#### Work instructions
For every line in the records that has the word "documents", make a copy.

#### Data shown
** start **

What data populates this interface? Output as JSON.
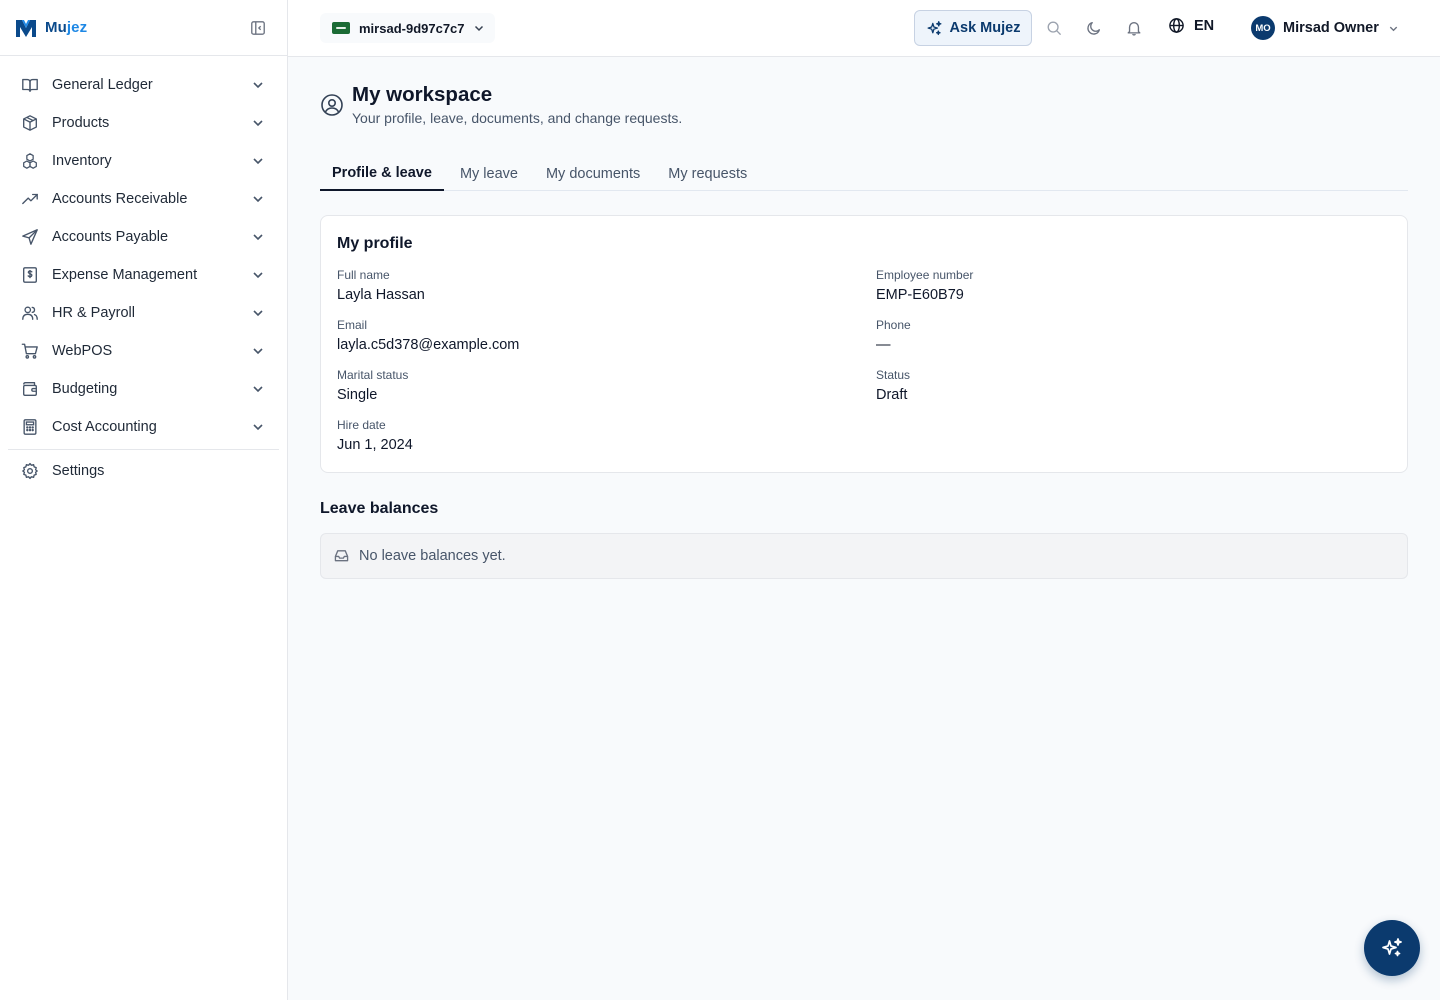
{
  "brand": {
    "name_part1": "Mu",
    "name_part2": "jez",
    "logo_icon": "mujez-logo-icon"
  },
  "sidebar": {
    "items": [
      {
        "label": "General Ledger",
        "icon": "book-icon"
      },
      {
        "label": "Products",
        "icon": "box-icon"
      },
      {
        "label": "Inventory",
        "icon": "boxes-icon"
      },
      {
        "label": "Accounts Receivable",
        "icon": "trending-up-icon"
      },
      {
        "label": "Accounts Payable",
        "icon": "send-icon"
      },
      {
        "label": "Expense Management",
        "icon": "receipt-icon"
      },
      {
        "label": "HR & Payroll",
        "icon": "users-icon"
      },
      {
        "label": "WebPOS",
        "icon": "cart-icon"
      },
      {
        "label": "Budgeting",
        "icon": "wallet-icon"
      },
      {
        "label": "Cost Accounting",
        "icon": "calculator-icon"
      }
    ],
    "settings_label": "Settings"
  },
  "topbar": {
    "workspace": "mirsad-9d97c7c7",
    "ask_label": "Ask Mujez",
    "language": "EN",
    "user_initials": "MO",
    "user_name": "Mirsad Owner"
  },
  "page": {
    "title": "My workspace",
    "subtitle": "Your profile, leave, documents, and change requests."
  },
  "tabs": [
    {
      "label": "Profile & leave",
      "active": true
    },
    {
      "label": "My leave",
      "active": false
    },
    {
      "label": "My documents",
      "active": false
    },
    {
      "label": "My requests",
      "active": false
    }
  ],
  "profile": {
    "title": "My profile",
    "fields": {
      "full_name": {
        "label": "Full name",
        "value": "Layla Hassan"
      },
      "employee_number": {
        "label": "Employee number",
        "value": "EMP-E60B79"
      },
      "email": {
        "label": "Email",
        "value": "layla.c5d378@example.com"
      },
      "phone": {
        "label": "Phone",
        "value": "—"
      },
      "marital_status": {
        "label": "Marital status",
        "value": "Single"
      },
      "status": {
        "label": "Status",
        "value": "Draft"
      },
      "hire_date": {
        "label": "Hire date",
        "value": "Jun 1, 2024"
      }
    }
  },
  "leave_balances": {
    "title": "Leave balances",
    "empty_text": "No leave balances yet."
  },
  "colors": {
    "primary": "#0b3a6e",
    "brand_light": "#1e88e5",
    "border": "#e5e7eb"
  }
}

** end **

#### The completed task
    "subtitle": "Your profile, leave, documents, and change requests."
      "label": "My documents",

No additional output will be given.